# [Work required]
Could you repeat the records below exactly, leaving out any pictures?

## Start Data extract

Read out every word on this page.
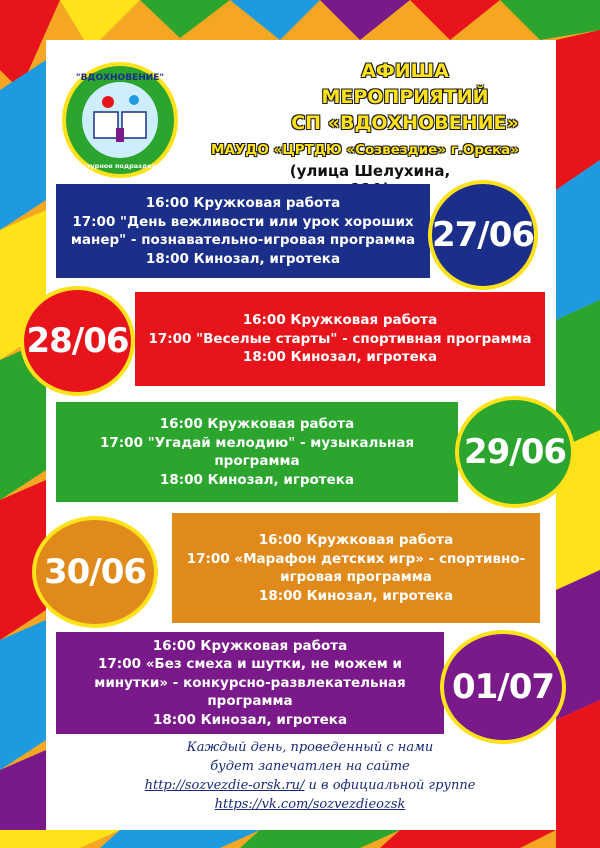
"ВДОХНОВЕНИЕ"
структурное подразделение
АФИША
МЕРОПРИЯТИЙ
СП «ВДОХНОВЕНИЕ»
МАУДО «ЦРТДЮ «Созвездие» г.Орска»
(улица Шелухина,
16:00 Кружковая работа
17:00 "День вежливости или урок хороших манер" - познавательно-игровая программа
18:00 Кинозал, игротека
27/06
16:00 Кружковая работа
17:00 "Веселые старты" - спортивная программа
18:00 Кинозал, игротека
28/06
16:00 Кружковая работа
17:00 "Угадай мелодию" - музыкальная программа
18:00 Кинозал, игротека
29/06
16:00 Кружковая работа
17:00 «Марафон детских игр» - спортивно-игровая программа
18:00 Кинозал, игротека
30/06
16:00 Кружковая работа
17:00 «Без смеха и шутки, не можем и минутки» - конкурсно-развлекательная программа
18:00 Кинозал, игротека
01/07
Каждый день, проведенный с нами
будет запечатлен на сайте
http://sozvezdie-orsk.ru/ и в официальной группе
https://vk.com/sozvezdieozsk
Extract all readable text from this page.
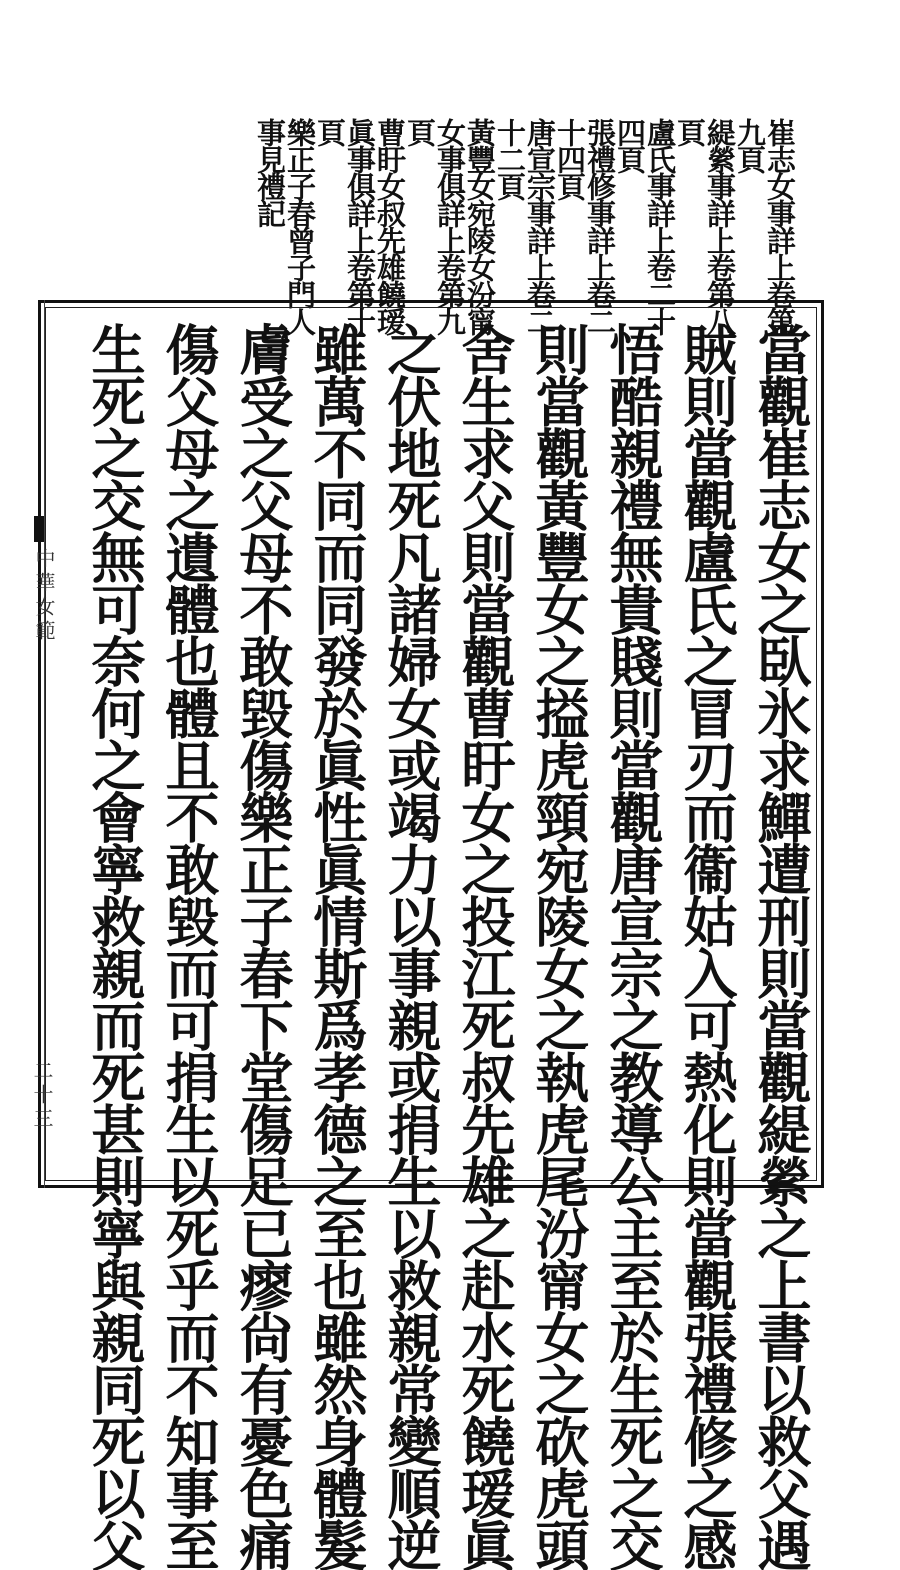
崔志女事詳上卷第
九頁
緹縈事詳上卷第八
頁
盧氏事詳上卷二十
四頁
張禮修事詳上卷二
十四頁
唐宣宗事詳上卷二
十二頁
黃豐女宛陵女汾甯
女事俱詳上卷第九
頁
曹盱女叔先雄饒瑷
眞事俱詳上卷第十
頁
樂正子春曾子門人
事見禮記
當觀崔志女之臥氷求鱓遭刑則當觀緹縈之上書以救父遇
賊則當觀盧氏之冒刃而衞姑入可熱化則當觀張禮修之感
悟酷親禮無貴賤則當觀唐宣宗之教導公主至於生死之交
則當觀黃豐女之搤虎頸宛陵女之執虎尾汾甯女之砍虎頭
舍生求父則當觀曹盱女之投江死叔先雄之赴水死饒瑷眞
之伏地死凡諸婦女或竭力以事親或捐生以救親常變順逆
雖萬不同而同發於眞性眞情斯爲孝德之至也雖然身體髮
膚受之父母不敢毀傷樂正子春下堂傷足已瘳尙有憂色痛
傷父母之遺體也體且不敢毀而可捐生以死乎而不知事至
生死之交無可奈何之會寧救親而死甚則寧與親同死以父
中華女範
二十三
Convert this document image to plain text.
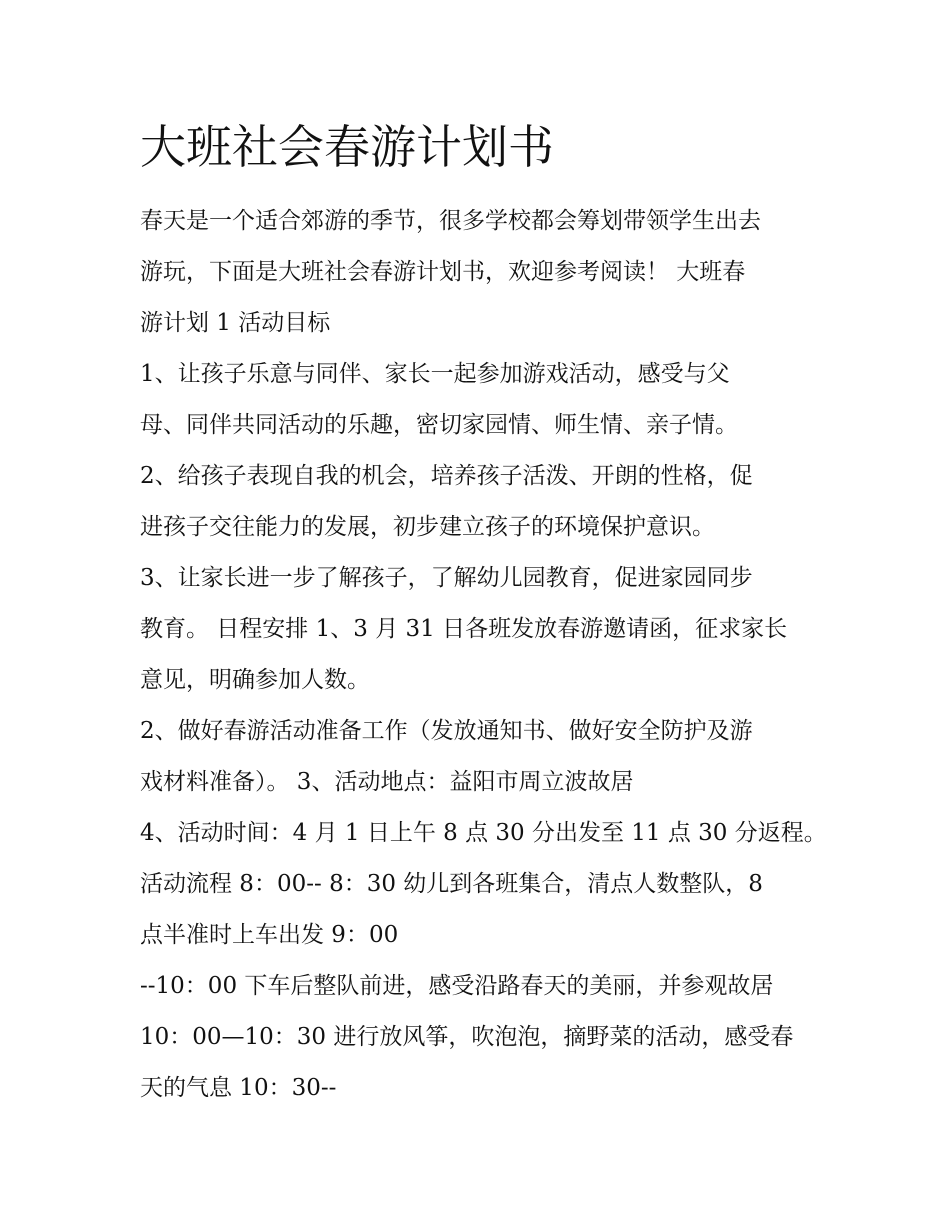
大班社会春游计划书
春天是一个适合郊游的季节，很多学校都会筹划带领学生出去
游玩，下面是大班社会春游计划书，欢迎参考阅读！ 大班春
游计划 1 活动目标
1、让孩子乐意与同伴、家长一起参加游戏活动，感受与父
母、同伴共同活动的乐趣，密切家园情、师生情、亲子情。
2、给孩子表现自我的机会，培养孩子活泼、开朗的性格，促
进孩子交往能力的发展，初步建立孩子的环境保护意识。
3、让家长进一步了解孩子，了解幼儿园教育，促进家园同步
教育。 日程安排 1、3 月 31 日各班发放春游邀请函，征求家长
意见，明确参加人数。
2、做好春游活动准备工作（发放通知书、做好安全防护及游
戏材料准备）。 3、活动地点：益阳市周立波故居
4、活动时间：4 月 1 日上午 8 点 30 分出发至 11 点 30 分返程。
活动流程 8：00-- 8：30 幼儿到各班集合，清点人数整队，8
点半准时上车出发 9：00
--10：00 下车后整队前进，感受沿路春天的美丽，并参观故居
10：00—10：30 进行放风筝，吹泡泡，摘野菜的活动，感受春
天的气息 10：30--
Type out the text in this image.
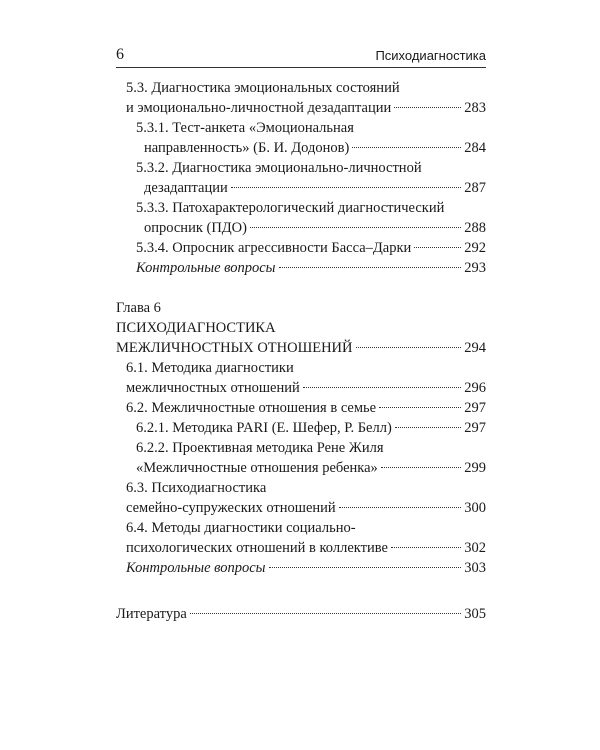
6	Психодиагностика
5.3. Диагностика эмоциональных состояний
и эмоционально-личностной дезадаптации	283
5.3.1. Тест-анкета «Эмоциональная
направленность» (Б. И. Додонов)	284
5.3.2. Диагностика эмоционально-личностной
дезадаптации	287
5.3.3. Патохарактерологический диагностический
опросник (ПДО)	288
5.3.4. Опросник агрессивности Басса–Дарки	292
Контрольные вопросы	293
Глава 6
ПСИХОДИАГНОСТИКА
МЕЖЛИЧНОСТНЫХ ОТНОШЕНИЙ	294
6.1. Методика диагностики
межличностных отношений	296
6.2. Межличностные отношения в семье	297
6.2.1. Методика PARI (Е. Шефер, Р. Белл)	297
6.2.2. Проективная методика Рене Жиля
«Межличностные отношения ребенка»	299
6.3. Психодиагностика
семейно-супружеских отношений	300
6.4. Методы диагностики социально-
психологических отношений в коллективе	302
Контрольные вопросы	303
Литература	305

## End Data extract

# [Correct response]
Read out every word on this page.
"ВДОХНОВЕНИЕ"
структурное подразделение
АФИША
МЕРОПРИЯТИЙ
СП «ВДОХНОВЕНИЕ»
МАУДО «ЦРТДЮ «Созвездие» г.Орска»
(улица Шелухина,
16:00 Кружковая работа
17:00 "День вежливости или урок хороших манер" - познавательно-игровая программа
18:00 Кинозал, игротека
27/06
16:00 Кружковая работа
17:00 "Веселые старты" - спортивная программа
18:00 Кинозал, игротека
28/06
16:00 Кружковая работа
17:00 "Угадай мелодию" - музыкальная программа
18:00 Кинозал, игротека
29/06
16:00 Кружковая работа
17:00 «Марафон детских игр» - спортивно-игровая программа
18:00 Кинозал, игротека
30/06
16:00 Кружковая работа
17:00 «Без смеха и шутки, не можем и минутки» - конкурсно-развлекательная программа
18:00 Кинозал, игротека
01/07
Каждый день, проведенный с нами
будет запечатлен на сайте
http://sozvezdie-orsk.ru/ и в официальной группе
https://vk.com/sozvezdieozsk
Extract all readable text from this page.
崔志女事詳上卷第
九頁
緹縈事詳上卷第八
頁
盧氏事詳上卷二十
四頁
張禮修事詳上卷二
十四頁
唐宣宗事詳上卷二
十二頁
黃豐女宛陵女汾甯
女事俱詳上卷第九
頁
曹盱女叔先雄饒瑷
眞事俱詳上卷第十
頁
樂正子春曾子門人
事見禮記
當觀崔志女之臥氷求鱓遭刑則當觀緹縈之上書以救父遇
賊則當觀盧氏之冒刃而衞姑入可熱化則當觀張禮修之感
悟酷親禮無貴賤則當觀唐宣宗之教導公主至於生死之交
則當觀黃豐女之搤虎頸宛陵女之執虎尾汾甯女之砍虎頭
舍生求父則當觀曹盱女之投江死叔先雄之赴水死饒瑷眞
之伏地死凡諸婦女或竭力以事親或捐生以救親常變順逆
雖萬不同而同發於眞性眞情斯爲孝德之至也雖然身體髮
膚受之父母不敢毀傷樂正子春下堂傷足已瘳尙有憂色痛
傷父母之遺體也體且不敢毀而可捐生以死乎而不知事至
生死之交無可奈何之會寧救親而死甚則寧與親同死以父
中華女範
二十三
Convert this document image to plain text.
大班社会春游计划书
春天是一个适合郊游的季节，很多学校都会筹划带领学生出去
游玩，下面是大班社会春游计划书，欢迎参考阅读！ 大班春
游计划 1 活动目标
1、让孩子乐意与同伴、家长一起参加游戏活动，感受与父
母、同伴共同活动的乐趣，密切家园情、师生情、亲子情。
2、给孩子表现自我的机会，培养孩子活泼、开朗的性格，促
进孩子交往能力的发展，初步建立孩子的环境保护意识。
3、让家长进一步了解孩子，了解幼儿园教育，促进家园同步
教育。 日程安排 1、3 月 31 日各班发放春游邀请函，征求家长
意见，明确参加人数。
2、做好春游活动准备工作（发放通知书、做好安全防护及游
戏材料准备）。 3、活动地点：益阳市周立波故居
4、活动时间：4 月 1 日上午 8 点 30 分出发至 11 点 30 分返程。
活动流程 8：00-- 8：30 幼儿到各班集合，清点人数整队，8
点半准时上车出发 9：00
--10：00 下车后整队前进，感受沿路春天的美丽，并参观故居
10：00—10：30 进行放风筝，吹泡泡，摘野菜的活动，感受春
天的气息 10：30--
Type out the text in this image.
6	Психодиагностика
5.3. Диагностика эмоциональных состояний
и эмоционально-личностной дезадаптации	283
5.3.1. Тест-анкета «Эмоциональная
направленность» (Б. И. Додонов)	284
5.3.2. Диагностика эмоционально-личностной
дезадаптации	287
5.3.3. Патохарактерологический диагностический
опросник (ПДО)	288
5.3.4. Опросник агрессивности Басса–Дарки	292
Контрольные вопросы	293
Глава 6
ПСИХОДИАГНОСТИКА
МЕЖЛИЧНОСТНЫХ ОТНОШЕНИЙ	294
6.1. Методика диагностики
межличностных отношений	296
6.2. Межличностные отношения в семье	297
6.2.1. Методика PARI (Е. Шефер, Р. Белл)	297
6.2.2. Проективная методика Рене Жиля
«Межличностные отношения ребенка»	299
6.3. Психодиагностика
семейно-супружеских отношений	300
6.4. Методы диагностики социально-
психологических отношений в коллективе	302
Контрольные вопросы	303
Литература	305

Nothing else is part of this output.